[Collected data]
######

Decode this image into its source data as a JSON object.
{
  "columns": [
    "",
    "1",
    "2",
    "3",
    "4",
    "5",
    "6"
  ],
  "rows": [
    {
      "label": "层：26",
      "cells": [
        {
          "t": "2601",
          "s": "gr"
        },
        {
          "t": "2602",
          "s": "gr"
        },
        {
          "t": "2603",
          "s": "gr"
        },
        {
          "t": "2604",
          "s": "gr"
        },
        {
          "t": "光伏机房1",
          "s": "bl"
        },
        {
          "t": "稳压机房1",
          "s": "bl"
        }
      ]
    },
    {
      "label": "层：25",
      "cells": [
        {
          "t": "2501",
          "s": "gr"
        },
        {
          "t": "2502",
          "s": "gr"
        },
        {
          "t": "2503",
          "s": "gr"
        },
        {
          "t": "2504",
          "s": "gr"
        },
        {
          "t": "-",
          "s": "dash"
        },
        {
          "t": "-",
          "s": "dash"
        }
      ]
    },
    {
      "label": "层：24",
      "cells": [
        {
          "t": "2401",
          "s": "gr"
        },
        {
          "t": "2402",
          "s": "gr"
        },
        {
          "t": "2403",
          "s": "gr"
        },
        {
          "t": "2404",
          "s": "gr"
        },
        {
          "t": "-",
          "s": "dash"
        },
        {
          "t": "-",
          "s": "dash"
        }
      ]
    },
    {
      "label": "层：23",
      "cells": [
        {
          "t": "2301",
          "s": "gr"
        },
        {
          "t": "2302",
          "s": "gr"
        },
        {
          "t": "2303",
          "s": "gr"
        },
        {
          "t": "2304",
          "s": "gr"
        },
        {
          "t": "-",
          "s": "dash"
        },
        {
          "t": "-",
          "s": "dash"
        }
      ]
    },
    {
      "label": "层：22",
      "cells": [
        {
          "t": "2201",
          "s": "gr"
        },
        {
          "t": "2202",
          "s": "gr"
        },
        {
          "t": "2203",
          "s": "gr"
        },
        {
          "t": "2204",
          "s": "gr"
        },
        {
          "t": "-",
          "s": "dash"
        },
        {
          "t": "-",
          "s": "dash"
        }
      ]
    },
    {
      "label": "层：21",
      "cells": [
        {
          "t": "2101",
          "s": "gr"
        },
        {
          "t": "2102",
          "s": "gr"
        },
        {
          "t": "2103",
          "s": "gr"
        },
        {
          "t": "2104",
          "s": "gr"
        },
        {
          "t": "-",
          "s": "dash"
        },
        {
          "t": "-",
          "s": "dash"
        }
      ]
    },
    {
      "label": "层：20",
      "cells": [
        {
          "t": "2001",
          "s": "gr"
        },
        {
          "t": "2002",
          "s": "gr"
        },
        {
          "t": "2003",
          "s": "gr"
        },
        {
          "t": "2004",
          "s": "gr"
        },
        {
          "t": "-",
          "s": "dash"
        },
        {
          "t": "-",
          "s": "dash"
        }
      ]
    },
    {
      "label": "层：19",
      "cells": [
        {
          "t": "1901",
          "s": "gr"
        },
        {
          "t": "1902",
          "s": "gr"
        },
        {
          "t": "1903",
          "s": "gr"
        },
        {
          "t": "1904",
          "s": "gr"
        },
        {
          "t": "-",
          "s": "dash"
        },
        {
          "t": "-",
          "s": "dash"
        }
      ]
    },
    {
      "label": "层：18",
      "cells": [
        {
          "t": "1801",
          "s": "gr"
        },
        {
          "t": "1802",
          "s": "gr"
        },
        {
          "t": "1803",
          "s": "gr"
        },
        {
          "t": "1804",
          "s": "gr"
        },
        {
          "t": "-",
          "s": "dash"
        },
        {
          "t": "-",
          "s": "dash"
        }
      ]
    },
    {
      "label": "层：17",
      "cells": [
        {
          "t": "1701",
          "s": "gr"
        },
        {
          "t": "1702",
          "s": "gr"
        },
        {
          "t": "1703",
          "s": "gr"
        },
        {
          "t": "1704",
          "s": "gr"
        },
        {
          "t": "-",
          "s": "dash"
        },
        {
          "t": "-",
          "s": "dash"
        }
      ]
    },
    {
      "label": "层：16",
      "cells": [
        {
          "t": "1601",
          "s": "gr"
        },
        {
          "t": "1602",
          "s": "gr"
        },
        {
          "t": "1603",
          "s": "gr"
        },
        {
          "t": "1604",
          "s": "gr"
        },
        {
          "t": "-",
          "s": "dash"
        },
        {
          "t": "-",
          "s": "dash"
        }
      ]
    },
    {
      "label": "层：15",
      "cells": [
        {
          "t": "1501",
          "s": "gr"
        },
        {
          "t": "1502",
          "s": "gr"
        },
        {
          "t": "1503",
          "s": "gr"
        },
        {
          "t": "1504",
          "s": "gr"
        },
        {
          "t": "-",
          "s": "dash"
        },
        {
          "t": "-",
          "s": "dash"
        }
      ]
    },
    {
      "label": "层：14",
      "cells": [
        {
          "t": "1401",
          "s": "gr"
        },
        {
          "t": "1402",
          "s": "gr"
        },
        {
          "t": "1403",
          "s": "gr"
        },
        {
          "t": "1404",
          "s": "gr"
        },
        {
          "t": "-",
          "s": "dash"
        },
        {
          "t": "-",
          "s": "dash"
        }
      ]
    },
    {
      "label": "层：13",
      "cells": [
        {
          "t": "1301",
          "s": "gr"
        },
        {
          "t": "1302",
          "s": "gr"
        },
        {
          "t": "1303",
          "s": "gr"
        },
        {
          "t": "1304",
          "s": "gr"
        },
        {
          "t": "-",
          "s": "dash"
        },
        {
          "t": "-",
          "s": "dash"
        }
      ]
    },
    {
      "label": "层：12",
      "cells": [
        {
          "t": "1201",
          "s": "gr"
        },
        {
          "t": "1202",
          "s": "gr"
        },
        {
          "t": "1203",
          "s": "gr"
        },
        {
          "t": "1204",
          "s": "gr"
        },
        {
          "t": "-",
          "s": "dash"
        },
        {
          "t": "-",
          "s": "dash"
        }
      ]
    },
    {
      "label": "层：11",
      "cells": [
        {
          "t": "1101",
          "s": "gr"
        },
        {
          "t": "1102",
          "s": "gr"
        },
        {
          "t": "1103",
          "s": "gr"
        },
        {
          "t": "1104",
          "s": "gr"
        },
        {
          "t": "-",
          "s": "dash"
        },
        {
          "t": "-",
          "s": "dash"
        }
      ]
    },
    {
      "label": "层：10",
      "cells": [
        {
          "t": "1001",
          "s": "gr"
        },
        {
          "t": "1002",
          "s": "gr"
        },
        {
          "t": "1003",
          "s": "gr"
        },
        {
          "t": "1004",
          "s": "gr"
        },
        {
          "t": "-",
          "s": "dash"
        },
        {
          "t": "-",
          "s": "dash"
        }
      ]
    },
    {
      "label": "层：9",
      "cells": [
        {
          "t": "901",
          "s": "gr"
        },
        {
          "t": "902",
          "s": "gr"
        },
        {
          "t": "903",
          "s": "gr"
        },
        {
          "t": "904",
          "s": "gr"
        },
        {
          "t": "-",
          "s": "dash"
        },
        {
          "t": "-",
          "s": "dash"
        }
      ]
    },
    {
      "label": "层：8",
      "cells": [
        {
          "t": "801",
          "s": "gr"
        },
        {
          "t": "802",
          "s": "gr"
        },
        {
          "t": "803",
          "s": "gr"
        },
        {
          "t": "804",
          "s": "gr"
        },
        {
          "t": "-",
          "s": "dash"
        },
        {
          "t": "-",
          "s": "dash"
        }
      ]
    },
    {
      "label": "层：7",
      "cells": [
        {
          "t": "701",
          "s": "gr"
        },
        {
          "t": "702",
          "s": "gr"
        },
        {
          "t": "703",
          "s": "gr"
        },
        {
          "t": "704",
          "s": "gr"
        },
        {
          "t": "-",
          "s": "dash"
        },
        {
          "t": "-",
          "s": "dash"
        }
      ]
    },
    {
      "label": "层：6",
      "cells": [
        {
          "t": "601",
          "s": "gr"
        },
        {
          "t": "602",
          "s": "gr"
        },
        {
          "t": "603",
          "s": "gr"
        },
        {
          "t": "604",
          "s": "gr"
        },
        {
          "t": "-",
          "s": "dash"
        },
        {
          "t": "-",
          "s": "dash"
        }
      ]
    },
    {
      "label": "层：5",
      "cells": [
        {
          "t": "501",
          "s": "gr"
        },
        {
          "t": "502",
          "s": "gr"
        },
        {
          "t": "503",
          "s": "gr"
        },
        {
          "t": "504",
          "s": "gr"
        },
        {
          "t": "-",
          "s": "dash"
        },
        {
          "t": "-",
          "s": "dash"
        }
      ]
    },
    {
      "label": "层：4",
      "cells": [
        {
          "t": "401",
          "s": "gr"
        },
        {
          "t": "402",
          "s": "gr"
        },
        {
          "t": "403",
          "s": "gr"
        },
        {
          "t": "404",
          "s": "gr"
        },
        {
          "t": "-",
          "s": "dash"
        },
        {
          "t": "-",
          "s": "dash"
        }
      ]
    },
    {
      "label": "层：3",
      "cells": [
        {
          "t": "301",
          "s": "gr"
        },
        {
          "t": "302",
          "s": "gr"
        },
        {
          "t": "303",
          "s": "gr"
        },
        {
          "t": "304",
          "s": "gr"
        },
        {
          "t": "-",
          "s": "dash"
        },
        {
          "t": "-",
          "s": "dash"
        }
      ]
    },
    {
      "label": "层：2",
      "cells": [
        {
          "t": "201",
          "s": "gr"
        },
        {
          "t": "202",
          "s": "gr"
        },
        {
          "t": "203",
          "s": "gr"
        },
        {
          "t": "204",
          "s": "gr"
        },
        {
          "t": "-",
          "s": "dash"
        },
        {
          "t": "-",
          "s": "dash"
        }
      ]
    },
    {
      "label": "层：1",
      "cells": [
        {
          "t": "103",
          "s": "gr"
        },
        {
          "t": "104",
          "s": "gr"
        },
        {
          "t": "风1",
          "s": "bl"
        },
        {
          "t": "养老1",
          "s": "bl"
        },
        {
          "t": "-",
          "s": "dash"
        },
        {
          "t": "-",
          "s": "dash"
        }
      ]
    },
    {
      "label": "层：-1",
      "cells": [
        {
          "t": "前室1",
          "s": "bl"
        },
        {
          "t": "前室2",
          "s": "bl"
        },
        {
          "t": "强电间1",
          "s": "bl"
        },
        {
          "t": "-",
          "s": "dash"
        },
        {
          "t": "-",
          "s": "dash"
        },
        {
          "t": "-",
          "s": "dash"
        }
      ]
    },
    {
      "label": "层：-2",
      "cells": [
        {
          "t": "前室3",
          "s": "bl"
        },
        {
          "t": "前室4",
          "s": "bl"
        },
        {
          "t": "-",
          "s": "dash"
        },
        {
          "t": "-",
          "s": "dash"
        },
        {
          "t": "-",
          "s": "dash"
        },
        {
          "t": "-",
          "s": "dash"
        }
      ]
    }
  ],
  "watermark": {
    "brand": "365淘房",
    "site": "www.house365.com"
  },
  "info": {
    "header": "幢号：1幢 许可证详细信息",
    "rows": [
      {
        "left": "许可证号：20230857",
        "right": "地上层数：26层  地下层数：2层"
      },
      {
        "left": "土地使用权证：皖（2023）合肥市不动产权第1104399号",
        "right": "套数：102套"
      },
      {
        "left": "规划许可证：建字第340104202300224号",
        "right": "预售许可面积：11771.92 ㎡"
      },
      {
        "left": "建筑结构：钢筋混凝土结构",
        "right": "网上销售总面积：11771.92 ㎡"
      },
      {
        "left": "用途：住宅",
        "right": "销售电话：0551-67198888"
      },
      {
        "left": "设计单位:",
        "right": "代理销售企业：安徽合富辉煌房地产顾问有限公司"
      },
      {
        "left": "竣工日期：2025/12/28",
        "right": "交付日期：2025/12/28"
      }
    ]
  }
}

######

▶ [Work required] Lines of the listing that contain the word "left" are to be counted; report only their number.

▶ [Solution] 7